Records provided:
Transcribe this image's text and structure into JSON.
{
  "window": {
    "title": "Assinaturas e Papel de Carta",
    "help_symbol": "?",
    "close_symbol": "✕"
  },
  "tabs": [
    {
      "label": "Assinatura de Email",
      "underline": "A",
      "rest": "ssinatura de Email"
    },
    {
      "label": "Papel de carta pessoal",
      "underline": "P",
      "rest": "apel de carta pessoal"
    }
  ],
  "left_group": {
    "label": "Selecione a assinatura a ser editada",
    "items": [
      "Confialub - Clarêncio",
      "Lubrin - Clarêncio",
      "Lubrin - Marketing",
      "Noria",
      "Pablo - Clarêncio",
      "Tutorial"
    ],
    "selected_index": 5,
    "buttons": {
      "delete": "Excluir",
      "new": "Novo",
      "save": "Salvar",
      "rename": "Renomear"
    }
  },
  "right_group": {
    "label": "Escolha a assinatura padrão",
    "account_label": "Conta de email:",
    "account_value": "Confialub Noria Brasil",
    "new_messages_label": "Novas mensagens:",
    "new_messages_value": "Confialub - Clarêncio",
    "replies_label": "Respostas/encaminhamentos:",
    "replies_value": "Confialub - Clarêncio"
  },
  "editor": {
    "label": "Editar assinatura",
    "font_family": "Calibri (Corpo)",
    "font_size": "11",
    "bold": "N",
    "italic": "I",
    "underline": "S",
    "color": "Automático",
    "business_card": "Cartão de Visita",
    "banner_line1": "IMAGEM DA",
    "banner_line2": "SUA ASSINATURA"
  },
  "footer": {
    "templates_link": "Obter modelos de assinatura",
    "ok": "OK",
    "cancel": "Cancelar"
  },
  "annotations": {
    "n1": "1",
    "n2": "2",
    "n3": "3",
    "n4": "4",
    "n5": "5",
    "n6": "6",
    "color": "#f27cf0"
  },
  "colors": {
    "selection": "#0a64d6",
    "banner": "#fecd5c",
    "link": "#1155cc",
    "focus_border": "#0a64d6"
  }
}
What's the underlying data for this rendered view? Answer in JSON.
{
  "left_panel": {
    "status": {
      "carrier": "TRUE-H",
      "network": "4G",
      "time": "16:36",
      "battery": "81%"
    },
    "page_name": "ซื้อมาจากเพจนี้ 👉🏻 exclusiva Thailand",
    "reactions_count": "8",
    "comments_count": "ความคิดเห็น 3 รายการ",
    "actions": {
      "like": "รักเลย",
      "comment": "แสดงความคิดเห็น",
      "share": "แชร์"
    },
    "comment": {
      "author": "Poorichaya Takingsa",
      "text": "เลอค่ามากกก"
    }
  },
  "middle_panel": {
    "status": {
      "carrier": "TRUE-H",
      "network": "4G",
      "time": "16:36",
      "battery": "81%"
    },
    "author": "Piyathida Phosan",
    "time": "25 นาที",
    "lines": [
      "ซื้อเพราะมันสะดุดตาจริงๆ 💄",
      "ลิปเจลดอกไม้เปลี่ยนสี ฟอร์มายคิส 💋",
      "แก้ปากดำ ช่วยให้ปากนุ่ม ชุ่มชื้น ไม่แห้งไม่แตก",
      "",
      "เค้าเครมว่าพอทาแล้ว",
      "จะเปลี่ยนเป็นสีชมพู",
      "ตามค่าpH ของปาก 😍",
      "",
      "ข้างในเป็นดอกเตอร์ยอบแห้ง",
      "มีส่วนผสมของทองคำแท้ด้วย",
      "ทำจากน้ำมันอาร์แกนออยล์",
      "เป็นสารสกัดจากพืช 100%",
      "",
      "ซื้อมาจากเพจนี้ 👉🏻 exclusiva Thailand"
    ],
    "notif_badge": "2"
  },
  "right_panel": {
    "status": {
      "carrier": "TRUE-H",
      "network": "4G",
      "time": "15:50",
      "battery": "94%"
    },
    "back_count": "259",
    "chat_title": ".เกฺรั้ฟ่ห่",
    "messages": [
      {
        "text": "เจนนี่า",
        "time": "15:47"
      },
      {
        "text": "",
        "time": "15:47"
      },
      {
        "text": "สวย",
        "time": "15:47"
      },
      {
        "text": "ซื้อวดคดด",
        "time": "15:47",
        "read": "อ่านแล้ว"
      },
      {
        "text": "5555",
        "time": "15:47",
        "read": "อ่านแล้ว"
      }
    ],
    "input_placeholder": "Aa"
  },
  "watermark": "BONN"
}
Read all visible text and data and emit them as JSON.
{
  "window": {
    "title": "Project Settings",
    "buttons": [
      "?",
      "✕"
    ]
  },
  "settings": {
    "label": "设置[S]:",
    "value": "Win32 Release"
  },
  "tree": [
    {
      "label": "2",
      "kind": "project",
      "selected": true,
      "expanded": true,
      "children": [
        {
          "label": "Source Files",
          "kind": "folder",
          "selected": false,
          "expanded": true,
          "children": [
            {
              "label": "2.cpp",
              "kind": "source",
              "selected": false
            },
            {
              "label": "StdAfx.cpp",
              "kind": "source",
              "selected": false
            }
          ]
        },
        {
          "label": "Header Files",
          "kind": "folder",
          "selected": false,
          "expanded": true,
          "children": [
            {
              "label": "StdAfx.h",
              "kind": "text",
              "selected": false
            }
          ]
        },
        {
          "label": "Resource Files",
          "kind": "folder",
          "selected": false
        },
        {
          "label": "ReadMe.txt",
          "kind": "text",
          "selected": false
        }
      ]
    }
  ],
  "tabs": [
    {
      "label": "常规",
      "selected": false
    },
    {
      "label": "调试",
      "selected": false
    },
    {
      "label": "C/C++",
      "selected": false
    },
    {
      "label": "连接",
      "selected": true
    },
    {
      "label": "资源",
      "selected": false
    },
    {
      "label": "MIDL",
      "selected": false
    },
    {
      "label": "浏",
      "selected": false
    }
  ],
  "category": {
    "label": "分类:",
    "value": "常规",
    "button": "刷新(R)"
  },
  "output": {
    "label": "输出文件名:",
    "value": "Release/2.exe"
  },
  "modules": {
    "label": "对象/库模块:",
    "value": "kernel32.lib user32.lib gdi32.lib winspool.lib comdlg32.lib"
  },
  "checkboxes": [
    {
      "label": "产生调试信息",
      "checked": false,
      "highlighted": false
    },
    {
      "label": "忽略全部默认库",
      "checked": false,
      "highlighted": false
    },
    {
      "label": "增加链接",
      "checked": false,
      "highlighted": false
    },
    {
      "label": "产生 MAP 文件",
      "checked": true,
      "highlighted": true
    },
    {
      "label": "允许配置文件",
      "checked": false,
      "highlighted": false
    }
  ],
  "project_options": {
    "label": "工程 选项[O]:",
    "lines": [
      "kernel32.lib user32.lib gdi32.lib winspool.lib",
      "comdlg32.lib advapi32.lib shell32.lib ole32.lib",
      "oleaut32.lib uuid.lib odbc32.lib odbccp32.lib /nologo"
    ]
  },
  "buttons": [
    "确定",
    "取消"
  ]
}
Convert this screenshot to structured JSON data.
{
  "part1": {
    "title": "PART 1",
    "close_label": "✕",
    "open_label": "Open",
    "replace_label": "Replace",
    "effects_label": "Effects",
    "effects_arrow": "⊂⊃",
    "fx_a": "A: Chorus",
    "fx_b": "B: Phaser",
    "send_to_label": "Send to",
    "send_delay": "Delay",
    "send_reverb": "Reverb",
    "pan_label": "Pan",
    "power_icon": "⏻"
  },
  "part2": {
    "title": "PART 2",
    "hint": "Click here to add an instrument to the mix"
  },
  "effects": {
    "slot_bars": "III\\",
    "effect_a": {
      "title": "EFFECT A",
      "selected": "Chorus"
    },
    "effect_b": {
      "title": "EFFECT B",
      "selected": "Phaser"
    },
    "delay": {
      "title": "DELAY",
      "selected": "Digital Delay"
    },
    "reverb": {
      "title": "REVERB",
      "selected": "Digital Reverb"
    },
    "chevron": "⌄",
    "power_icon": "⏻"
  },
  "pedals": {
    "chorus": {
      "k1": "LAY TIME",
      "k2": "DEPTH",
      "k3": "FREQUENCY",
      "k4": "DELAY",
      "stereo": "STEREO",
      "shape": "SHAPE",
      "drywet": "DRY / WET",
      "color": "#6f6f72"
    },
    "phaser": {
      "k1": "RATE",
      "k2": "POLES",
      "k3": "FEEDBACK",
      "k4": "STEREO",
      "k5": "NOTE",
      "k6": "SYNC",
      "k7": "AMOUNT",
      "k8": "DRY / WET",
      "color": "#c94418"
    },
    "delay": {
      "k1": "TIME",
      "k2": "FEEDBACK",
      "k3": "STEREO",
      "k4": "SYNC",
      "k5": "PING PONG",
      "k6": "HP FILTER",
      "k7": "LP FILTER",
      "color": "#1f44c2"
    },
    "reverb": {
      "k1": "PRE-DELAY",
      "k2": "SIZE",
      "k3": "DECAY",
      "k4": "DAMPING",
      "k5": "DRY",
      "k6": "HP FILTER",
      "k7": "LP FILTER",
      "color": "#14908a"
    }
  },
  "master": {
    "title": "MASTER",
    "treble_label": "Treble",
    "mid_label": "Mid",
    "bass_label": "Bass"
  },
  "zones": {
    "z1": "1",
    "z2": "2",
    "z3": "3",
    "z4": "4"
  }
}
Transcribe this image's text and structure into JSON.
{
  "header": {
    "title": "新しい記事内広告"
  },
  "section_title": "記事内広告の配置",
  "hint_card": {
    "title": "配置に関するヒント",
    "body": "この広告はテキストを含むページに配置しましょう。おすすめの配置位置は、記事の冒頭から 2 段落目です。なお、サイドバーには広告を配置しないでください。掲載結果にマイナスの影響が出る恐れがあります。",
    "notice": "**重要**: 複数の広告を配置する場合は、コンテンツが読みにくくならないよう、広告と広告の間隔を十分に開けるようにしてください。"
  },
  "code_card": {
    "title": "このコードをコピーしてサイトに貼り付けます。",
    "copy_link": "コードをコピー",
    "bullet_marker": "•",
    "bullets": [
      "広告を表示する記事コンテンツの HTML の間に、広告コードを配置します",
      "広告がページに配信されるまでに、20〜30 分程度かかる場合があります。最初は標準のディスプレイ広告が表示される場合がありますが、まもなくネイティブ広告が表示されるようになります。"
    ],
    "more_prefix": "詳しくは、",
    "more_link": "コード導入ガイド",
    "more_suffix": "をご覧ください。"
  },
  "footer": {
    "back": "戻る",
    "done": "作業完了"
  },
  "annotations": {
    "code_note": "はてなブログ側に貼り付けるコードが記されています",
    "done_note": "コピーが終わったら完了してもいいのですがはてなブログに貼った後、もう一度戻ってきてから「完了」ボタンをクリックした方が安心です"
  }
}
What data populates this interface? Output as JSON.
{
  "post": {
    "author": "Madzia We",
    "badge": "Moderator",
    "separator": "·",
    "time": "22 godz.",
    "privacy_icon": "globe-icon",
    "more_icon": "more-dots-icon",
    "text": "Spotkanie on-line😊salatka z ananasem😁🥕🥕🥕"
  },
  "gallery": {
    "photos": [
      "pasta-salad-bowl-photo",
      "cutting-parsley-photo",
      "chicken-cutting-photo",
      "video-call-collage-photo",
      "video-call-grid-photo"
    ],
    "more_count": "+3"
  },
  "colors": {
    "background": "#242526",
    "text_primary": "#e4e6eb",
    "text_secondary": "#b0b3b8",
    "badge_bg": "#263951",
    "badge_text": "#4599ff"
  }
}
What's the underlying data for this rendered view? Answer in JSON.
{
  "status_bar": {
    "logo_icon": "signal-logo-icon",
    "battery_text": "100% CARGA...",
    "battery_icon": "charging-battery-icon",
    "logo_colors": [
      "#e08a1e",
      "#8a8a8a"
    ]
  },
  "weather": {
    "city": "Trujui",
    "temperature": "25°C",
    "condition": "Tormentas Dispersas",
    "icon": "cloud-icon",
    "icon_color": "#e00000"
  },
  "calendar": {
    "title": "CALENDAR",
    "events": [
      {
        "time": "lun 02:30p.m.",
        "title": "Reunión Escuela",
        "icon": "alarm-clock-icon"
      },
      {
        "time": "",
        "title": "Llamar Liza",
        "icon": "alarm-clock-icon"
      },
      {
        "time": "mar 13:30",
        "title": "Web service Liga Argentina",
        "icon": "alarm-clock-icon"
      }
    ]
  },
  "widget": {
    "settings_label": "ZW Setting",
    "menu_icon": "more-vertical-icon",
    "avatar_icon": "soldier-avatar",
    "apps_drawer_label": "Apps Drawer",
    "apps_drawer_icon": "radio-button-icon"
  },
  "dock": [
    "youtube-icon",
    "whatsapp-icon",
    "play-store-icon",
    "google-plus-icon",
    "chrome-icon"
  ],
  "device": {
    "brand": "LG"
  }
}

Request: Find every line in the records that has the string "data", then state how many there are and nothing else.

Answer: 5